[练习 A]: 请照原样抄写列表中从含有“- close-icon[interactable]: [543, 9, 559, 25]”的一行到含有“- arrow-left-icon: [14, 48, 27, 60]”的一行之间的各行,首尾两行都包括在内。

[正文段落]:
****************************************

学业与事业是车头车厢,两者分不开,大学四年毕业,若不去松山机场候机室等候,便去等候在局长、科长、组长的办公室外,“讨碗饭吃”——引用三十年前的老术语。你把霉干菜的领带结,用两个手指捏了又捏,想把它捍泡一点,捏挺一点;领口太小,扎得脖子成了台湾香肠,头里血液太多,满脸紫翠红嫣。这时,你想到许多谋事的“神话”,譬如老板故意在门口撒了一把纸片,谋事的人一脚踏入,俯身把纸片捡起,于是一抬头,便见老板的满足笑脸。又如民国初年某某大官,见面就骂你,保险会用你;如果见面客客气气,称你为先生,大概只有“寂寂何所待,朝朝空自归”了。如此这般的“神话”,正在脑内波腾,却听见秘书一声召唤,你应声而起,斜身挤过半开的玻璃门,地上既不见纸片,局长先生也不开口就骂,伸过手来让你握了五条肥肠——然后用大拇指把你过分热烈的手推开。“请坐,请坐,刚刚大学毕业?服完兵役吗?好,好,兵役也服完了,太好了。我们需要新血输,需要年轻人加入我们的行列……”你已经二十三四岁了,不是完全没有吃过人间烟火,你知道“名额出缺”是什么影射,不过你还是强作笑颜,退出了局长室,弯着腰,下巴好像要坠落到地上。你想,万一有朝一日,果然局里有“名额出缺”,万一你鸿运高照,何不先预留一个“卑颜屈膝”的好印象?

****************************************

[所示列表]:
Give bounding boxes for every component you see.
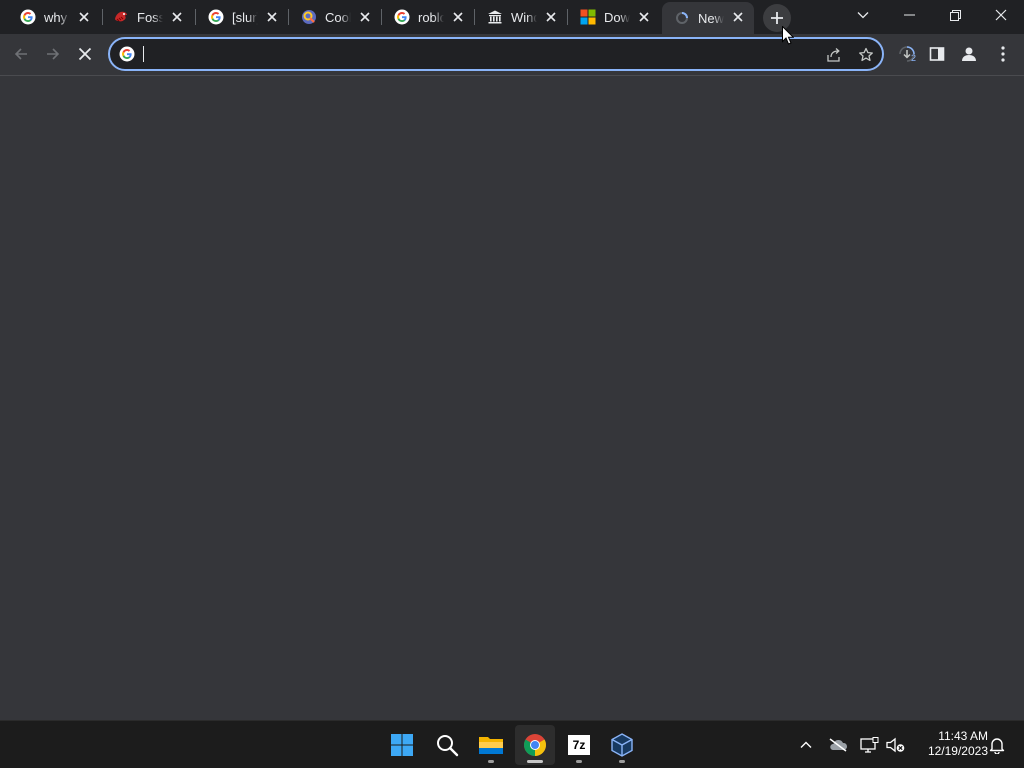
- close-icon[interactable]: [543, 9, 559, 25]
- downloads-badge: 2: [911, 53, 917, 63]
- close-icon[interactable]: [264, 9, 280, 25]
- museum-icon: [487, 9, 503, 25]
- microsoft-icon: [580, 9, 596, 25]
- clock-date: 12/19/2023: [927, 744, 988, 758]
- arrow-left-icon: [14, 48, 27, 60]
- running-indicator: [576, 760, 582, 763]
- side-panel-button[interactable]: [922, 39, 952, 69]
- google-icon: [394, 9, 410, 25]
- close-window-button[interactable]: [978, 0, 1024, 30]
- tab-title: Cool: [325, 9, 351, 25]
- tab-search-button[interactable]: [840, 0, 886, 30]
- page-content: [0, 77, 1024, 720]
- restore-icon: [949, 9, 961, 21]
- menu-button[interactable]: [988, 39, 1018, 69]
- file-explorer-icon: [479, 737, 503, 754]
- tab-3[interactable]: [slur]: [196, 2, 288, 32]
- close-icon[interactable]: [450, 9, 466, 25]
- tab-1[interactable]: why u: [8, 2, 100, 32]
- restore-button[interactable]: [932, 0, 978, 30]
- tab-title: Dowr: [604, 9, 630, 25]
- close-icon[interactable]: [169, 9, 185, 25]
- running-indicator: [488, 760, 494, 763]
- start-button[interactable]: [382, 725, 422, 765]
- arrow-right-icon: [47, 48, 60, 60]
- 7zip-taskbar-button[interactable]: 7z: [559, 725, 599, 765]
- show-hidden-icons-button[interactable]: [794, 733, 818, 757]
- clock-time: 11:43 AM: [938, 729, 988, 743]
- tab-5[interactable]: roblo: [382, 2, 474, 32]
- close-icon[interactable]: [357, 9, 373, 25]
- tab-title: roblo: [418, 9, 444, 25]
- network-tray-button[interactable]: [857, 733, 881, 757]
- stop-loading-button[interactable]: [70, 39, 100, 69]
- loading-icon: [674, 10, 690, 26]
- file-explorer-button[interactable]: [471, 725, 511, 765]
- tab-title: Wind: [511, 9, 537, 25]
- downloads-button[interactable]: 2: [892, 39, 922, 69]
- tab-4[interactable]: Cool: [289, 2, 381, 32]
- tab-6[interactable]: Wind: [475, 2, 567, 32]
- avatar-icon: [962, 47, 976, 61]
- chevron-down-icon: [857, 12, 869, 19]
- google-icon: [208, 9, 224, 25]
- virtualbox-icon: [611, 733, 633, 757]
- tab-8-active[interactable]: New: [662, 2, 754, 34]
- close-icon[interactable]: [76, 9, 92, 25]
- bell-icon: [989, 738, 1005, 754]
- browser-toolbar: 2: [0, 34, 1024, 76]
- search-icon: [437, 735, 459, 757]
- chrome-taskbar-button[interactable]: [515, 725, 555, 765]
- notifications-button[interactable]: [985, 733, 1009, 757]
- tab-2[interactable]: Fosso: [101, 2, 193, 32]
- system-clock[interactable]: 11:43 AM 12/19/2023: [912, 729, 988, 759]
- taskbar-search-button[interactable]: [427, 725, 467, 765]
- search-engine-icon: [301, 9, 317, 25]
- cloud-off-icon: [829, 738, 848, 752]
- minimize-button[interactable]: [886, 0, 932, 30]
- close-icon: [995, 9, 1007, 21]
- virtualbox-taskbar-button[interactable]: [602, 725, 642, 765]
- chrome-icon: [524, 734, 546, 756]
- windows-start-icon: [391, 734, 413, 756]
- mouse-cursor: [782, 25, 795, 50]
- profile-button[interactable]: [954, 39, 984, 69]
- text-caret: [143, 46, 144, 62]
- star-icon[interactable]: [855, 44, 877, 66]
- onedrive-tray-button[interactable]: [826, 733, 850, 757]
- close-icon[interactable]: [730, 9, 746, 25]
- tab-strip: why u Fosso [slur] Cool: [0, 0, 1024, 34]
- google-icon: [20, 9, 36, 25]
- close-icon[interactable]: [636, 9, 652, 25]
- minimize-icon: [903, 14, 915, 16]
- volume-muted-icon: [886, 737, 905, 753]
- tab-title: [slur]: [232, 9, 258, 25]
- plus-icon: [771, 12, 783, 24]
- ethernet-monitor-icon: [860, 737, 879, 753]
- running-indicator: [527, 760, 543, 763]
- side-panel-icon: [929, 47, 945, 61]
- tab-title: New: [698, 10, 724, 26]
- chevron-up-icon: [800, 741, 812, 748]
- running-indicator: [619, 760, 625, 763]
- tab-title: why u: [44, 9, 70, 25]
- 7zip-icon: 7z: [568, 735, 590, 755]
- fossil-icon: [113, 9, 129, 25]
- forward-button[interactable]: [38, 39, 68, 69]
- share-icon[interactable]: [823, 44, 845, 66]
- browser-window: why u Fosso [slur] Cool: [0, 0, 1024, 720]
- back-button[interactable]: [6, 39, 36, 69]
- google-icon: [119, 46, 135, 62]
- tab-7[interactable]: Dowr: [568, 2, 660, 32]
- kebab-menu-icon: [1001, 46, 1005, 62]
- tab-title: Fosso: [137, 9, 163, 25]
- taskbar: 7z 11:43 AM 12/19/2023: [0, 720, 1024, 768]
- close-icon: [78, 47, 92, 61]
- address-input[interactable]: [142, 43, 792, 65]
- volume-tray-button[interactable]: [884, 733, 908, 757]
- address-bar[interactable]: [108, 37, 884, 71]
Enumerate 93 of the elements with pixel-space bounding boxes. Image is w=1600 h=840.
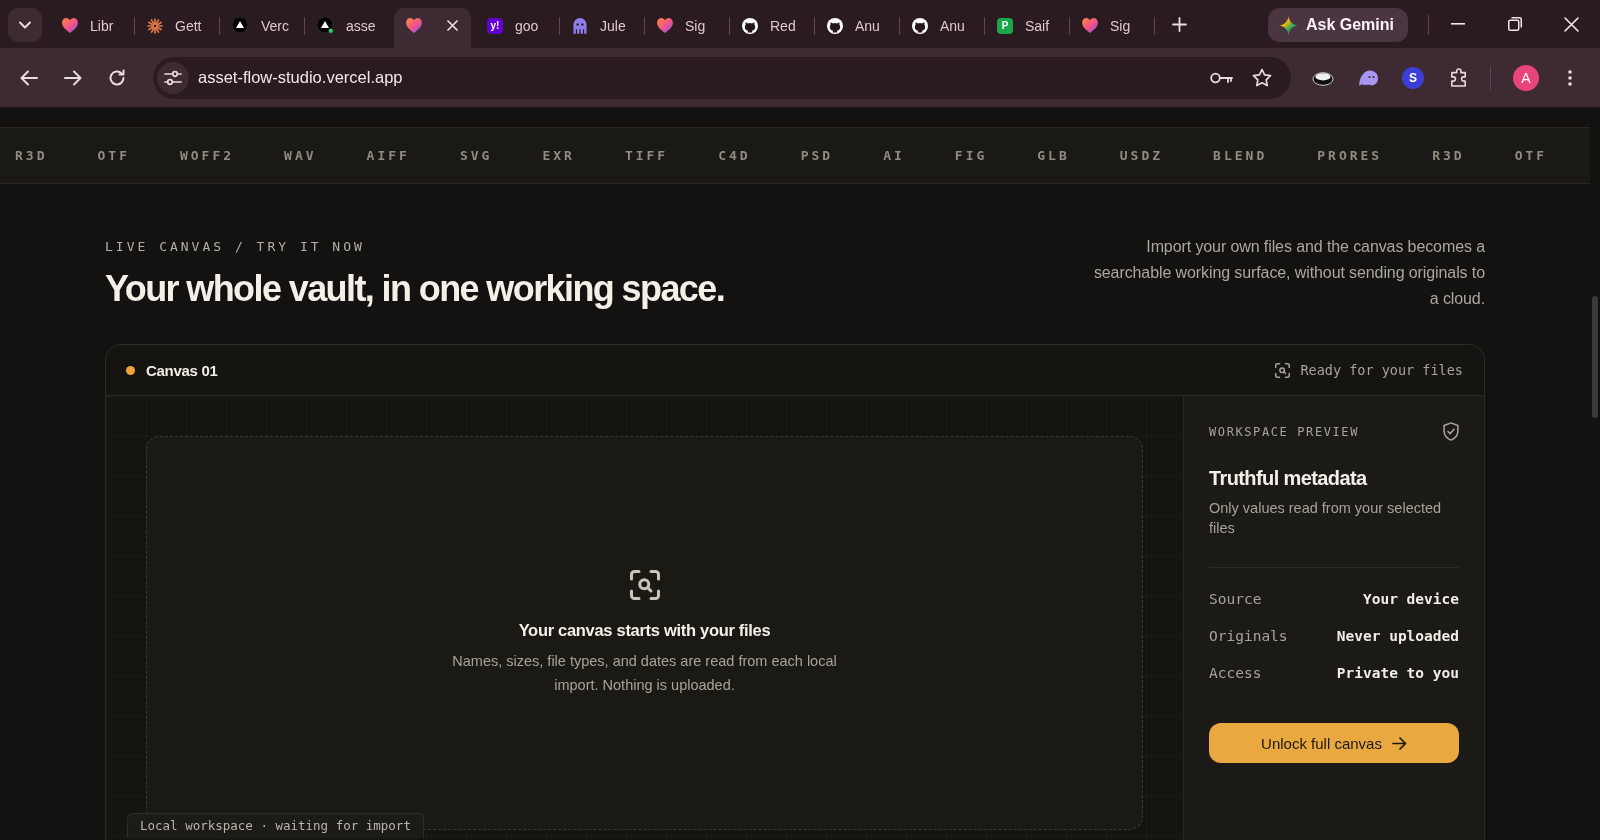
star-icon — [1252, 68, 1272, 87]
format-label: PSD — [800, 148, 834, 163]
triangle-icon — [232, 17, 249, 34]
browser-tab[interactable]: Anu — [900, 8, 985, 48]
format-label: SVG — [459, 148, 493, 163]
focus-search-icon — [629, 569, 660, 600]
close-icon — [1564, 16, 1579, 32]
browser-tab[interactable]: Gett — [135, 8, 220, 48]
format-label: OTF — [1514, 148, 1548, 163]
browser-tab[interactable]: Red — [730, 8, 815, 48]
format-label: WOFF2 — [179, 148, 235, 163]
browser-tab[interactable]: Anu — [815, 8, 900, 48]
key-icon — [1209, 71, 1233, 84]
back-arrow-icon — [20, 69, 38, 86]
forward-arrow-icon — [64, 69, 82, 86]
letter-logo: P — [997, 17, 1013, 34]
browser-tab[interactable]: Verc — [220, 8, 305, 48]
more-icon — [1568, 69, 1572, 86]
browser-tab[interactable]: Libr — [50, 8, 135, 48]
sparkle-icon — [1278, 15, 1298, 35]
site-settings-button[interactable] — [157, 61, 189, 94]
profile-button[interactable]: A — [1513, 64, 1539, 91]
format-label: USDZ — [1119, 148, 1164, 163]
format-label: FIG — [954, 148, 988, 163]
canvas-name: Canvas 01 — [146, 361, 218, 379]
close-tab-button[interactable] — [444, 17, 460, 34]
format-label: R3D — [15, 148, 48, 163]
fact-value: Your device — [1362, 590, 1459, 609]
format-label: WAV — [284, 148, 317, 163]
extension-button[interactable]: S — [1402, 66, 1424, 89]
disc-icon — [1312, 69, 1334, 86]
empty-state-text: Names, sizes, file types, and dates are read from each local import. Nothing is uploaded. — [451, 651, 838, 695]
format-label: PRORES — [1317, 148, 1383, 163]
sliders-icon — [164, 69, 182, 86]
panel-eyebrow: WORKSPACE PREVIEW — [1209, 423, 1360, 440]
fact-label: Originals — [1209, 627, 1288, 646]
format-label: BLEND — [1213, 148, 1268, 163]
empty-state-title: Your canvas starts with your files — [518, 619, 771, 641]
tab-search-button[interactable] — [8, 8, 42, 42]
format-label: R3D — [1432, 148, 1465, 163]
chevron-down-icon — [19, 21, 31, 29]
letter-logo: y! — [487, 17, 503, 34]
fact-label: Access — [1209, 664, 1262, 683]
unlock-canvas-button[interactable]: Unlock full canvas — [1209, 723, 1459, 763]
browser-tab[interactable] — [394, 8, 471, 48]
minimize-icon — [1450, 23, 1465, 25]
fact-value: Private to you — [1336, 664, 1459, 683]
cat-icon — [827, 17, 843, 34]
format-label: C4D — [718, 148, 751, 163]
browser-tab[interactable]: P Saif — [985, 8, 1070, 48]
focus-search-icon — [1275, 362, 1291, 378]
heart-icon — [406, 18, 422, 33]
address-bar[interactable]: asset-flow-studio.vercel.app — [153, 56, 1291, 99]
panel-description: Only values read from your selected files — [1209, 499, 1443, 538]
heart-icon — [1082, 18, 1098, 33]
section-heading: Your whole vault, in one working space. — [105, 267, 725, 311]
heart-icon — [62, 18, 78, 33]
canvas-status: Ready for your files — [1300, 362, 1463, 378]
browser-tab[interactable]: Jule — [560, 8, 645, 48]
panel-title: Truthful metadata — [1209, 466, 1369, 491]
url-text[interactable]: asset-flow-studio.vercel.app — [198, 68, 403, 87]
browser-tab[interactable]: Sig — [1070, 8, 1155, 48]
browser-tab[interactable]: Sig — [645, 8, 730, 48]
fact-value: Never uploaded — [1336, 627, 1459, 646]
cat-icon — [742, 17, 758, 34]
reload-icon — [108, 68, 126, 87]
workspace-status-label: Local workspace · waiting for import — [127, 813, 424, 838]
plus-icon — [1171, 16, 1187, 32]
close-icon — [446, 20, 458, 31]
format-label: GLB — [1037, 148, 1070, 163]
puzzle-icon — [1449, 68, 1467, 87]
shield-check-icon — [1443, 422, 1459, 441]
browser-tab[interactable]: asse — [305, 8, 390, 48]
status-dot-icon — [126, 365, 135, 375]
heart-icon — [657, 18, 673, 33]
restore-icon — [1507, 17, 1522, 31]
format-label: EXR — [542, 148, 575, 163]
ghost-icon — [1357, 68, 1379, 87]
assistant-button[interactable]: Ask Gemini — [1267, 8, 1408, 42]
triangle-status-icon — [317, 17, 334, 34]
section-intro: Import your own files and the canvas becomes a searchable working surface, without sending originals to a cloud. — [1092, 237, 1485, 309]
format-label: TIFF — [624, 148, 669, 163]
cat-icon — [912, 17, 928, 34]
browser-tab[interactable]: y! goo — [475, 8, 560, 48]
octopus-icon — [572, 17, 588, 34]
section-eyebrow: LIVE CANVAS / TRY IT NOW — [105, 239, 366, 255]
format-label: AIFF — [366, 148, 410, 163]
scrollbar-thumb[interactable] — [1592, 296, 1598, 418]
format-label: AI — [883, 148, 905, 163]
arrow-right-icon — [1391, 736, 1407, 750]
fact-label: Source — [1209, 590, 1262, 609]
format-label: OTF — [97, 148, 130, 163]
starburst-icon — [147, 17, 163, 34]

****************************************

[练习 B]: 把正文中以“学业与事业是车头车厢”开头的那一段改写得更简短,保留主要事实。

[完整解答 A]:
- close-icon[interactable]: [543, 9, 559, 25]
- downloads-badge: 2: [911, 53, 917, 63]
- close-icon[interactable]: [264, 9, 280, 25]
- museum-icon: [487, 9, 503, 25]
- microsoft-icon: [580, 9, 596, 25]
- clock-date: 12/19/2023: [927, 744, 988, 758]
- arrow-left-icon: [14, 48, 27, 60]

[完整解答 B]: 大学毕业后,若不去松山机场候机室等候,便去局长、科长、组长的办公室外“讨碗饭吃”。你捏着领带,领口扎得脖子难受,满脸通红,脑中翻腾着各种谋事“神话”。有人说老板在门口撒纸片,谋事的人捡起来便得赏识。也有人说民国初年某大官见面就骂的人保准会用,客气相待的反倒没指望。秘书一叫,你挤进门去,地上没有纸片,局长也没开口骂人,只和你握了握手,又把你的手推开,说需要新血、需要年轻人。你明白“名额出缺”的暗示,仍强作笑颜,弯着腰退出局长室。你心想万一日后真有空缺,不如先留个“卑颜屈膝”的好印象。